We conclude that no procedural defects tainted the Commissioner's decision approving the rider.

On the merits of the Commissioner's decision, appellants argue that the rider violates the law and public policy of this State by reducing benefits for ambulatory surgery centers, and it interferes with the medical decisions of doctors who choose to perform surgery in such facilities.

Initially, appellants mistakenly argue that the $2,000 cap will swiftly be exhausted because fees for surgeons, anesthesiologists, and other health care professionals are included in calculation of the cap. Health care professionals who charge separately for their services at ambulatory surgery facilities will continue to be subject to other provisions of the plans that apply to their services. Horizon's rider applies only to the costs of the ambulatory surgery facility itself.

### Given data

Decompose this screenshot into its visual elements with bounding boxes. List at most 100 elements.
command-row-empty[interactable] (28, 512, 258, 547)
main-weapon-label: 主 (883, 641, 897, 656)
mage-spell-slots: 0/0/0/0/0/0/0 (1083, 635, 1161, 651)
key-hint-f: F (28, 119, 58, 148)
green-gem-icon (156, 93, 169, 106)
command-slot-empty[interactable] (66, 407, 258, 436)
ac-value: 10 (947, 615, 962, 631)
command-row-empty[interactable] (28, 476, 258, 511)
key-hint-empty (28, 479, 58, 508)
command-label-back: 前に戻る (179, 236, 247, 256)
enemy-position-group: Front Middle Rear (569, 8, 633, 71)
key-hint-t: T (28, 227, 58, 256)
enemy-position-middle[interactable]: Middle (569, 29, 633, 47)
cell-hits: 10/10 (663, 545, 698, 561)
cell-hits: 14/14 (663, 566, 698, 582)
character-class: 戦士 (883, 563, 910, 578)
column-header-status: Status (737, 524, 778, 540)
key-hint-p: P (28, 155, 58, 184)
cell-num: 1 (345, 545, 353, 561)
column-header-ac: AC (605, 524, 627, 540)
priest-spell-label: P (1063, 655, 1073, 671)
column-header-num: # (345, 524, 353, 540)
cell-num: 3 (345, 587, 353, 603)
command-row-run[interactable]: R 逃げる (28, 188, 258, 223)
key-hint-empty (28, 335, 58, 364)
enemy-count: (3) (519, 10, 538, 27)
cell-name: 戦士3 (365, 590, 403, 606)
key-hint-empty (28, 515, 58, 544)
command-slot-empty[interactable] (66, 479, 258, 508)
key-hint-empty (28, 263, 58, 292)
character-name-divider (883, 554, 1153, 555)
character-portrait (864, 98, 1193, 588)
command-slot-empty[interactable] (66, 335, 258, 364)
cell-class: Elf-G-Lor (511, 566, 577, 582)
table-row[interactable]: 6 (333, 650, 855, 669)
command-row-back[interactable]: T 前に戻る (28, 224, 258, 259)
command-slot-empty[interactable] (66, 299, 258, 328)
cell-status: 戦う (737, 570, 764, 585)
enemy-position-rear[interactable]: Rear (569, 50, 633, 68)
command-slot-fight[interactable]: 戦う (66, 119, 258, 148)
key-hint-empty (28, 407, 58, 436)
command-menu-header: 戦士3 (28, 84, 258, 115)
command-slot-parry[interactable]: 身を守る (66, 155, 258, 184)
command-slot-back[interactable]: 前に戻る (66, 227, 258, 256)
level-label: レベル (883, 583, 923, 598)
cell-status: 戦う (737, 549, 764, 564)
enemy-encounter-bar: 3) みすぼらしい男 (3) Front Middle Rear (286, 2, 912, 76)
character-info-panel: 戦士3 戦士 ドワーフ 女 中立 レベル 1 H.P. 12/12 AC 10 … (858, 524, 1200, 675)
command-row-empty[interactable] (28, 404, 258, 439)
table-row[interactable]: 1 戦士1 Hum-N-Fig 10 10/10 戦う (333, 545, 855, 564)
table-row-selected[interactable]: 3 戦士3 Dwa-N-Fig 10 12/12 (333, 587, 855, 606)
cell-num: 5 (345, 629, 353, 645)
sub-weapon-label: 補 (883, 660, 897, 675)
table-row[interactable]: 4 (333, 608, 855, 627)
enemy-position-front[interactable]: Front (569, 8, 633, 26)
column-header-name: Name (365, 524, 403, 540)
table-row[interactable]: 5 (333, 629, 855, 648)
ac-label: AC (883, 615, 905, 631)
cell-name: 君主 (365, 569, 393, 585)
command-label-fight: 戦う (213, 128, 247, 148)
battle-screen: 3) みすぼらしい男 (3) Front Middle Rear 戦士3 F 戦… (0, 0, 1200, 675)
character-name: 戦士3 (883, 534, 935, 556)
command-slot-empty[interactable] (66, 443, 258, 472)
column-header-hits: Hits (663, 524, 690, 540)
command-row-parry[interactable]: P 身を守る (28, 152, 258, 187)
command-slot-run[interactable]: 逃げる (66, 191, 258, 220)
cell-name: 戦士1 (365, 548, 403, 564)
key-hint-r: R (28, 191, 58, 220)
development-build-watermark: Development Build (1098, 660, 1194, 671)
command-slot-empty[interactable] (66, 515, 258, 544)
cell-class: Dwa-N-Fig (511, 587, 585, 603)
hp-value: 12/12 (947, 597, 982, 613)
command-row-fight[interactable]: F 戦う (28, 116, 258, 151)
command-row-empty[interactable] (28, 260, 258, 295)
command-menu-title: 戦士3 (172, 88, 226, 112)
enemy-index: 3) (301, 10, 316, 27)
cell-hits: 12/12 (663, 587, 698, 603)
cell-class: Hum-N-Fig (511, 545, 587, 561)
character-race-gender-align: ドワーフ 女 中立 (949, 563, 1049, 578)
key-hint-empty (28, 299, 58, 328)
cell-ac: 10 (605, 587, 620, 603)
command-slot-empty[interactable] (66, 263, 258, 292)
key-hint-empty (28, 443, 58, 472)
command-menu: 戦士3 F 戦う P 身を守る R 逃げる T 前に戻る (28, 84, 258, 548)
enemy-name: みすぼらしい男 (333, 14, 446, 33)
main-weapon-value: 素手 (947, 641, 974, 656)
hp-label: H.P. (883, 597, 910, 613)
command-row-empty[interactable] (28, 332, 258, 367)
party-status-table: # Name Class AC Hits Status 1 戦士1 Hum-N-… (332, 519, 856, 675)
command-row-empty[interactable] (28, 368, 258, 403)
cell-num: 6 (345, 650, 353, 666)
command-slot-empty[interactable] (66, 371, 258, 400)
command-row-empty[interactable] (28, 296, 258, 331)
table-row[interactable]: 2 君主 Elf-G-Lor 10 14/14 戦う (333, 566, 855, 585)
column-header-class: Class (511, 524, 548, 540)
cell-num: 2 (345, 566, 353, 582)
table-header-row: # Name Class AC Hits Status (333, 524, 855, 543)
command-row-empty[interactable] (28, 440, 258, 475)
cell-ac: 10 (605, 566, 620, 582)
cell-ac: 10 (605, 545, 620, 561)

### Exercise requirements
According to the excerpt about the Horizon rider, which costs does the rider apply to? Answer using only the excerpt about the Horizon rider, not the material.

### Finished exercise
It applies only to the costs of the ambulatory surgery facility itself.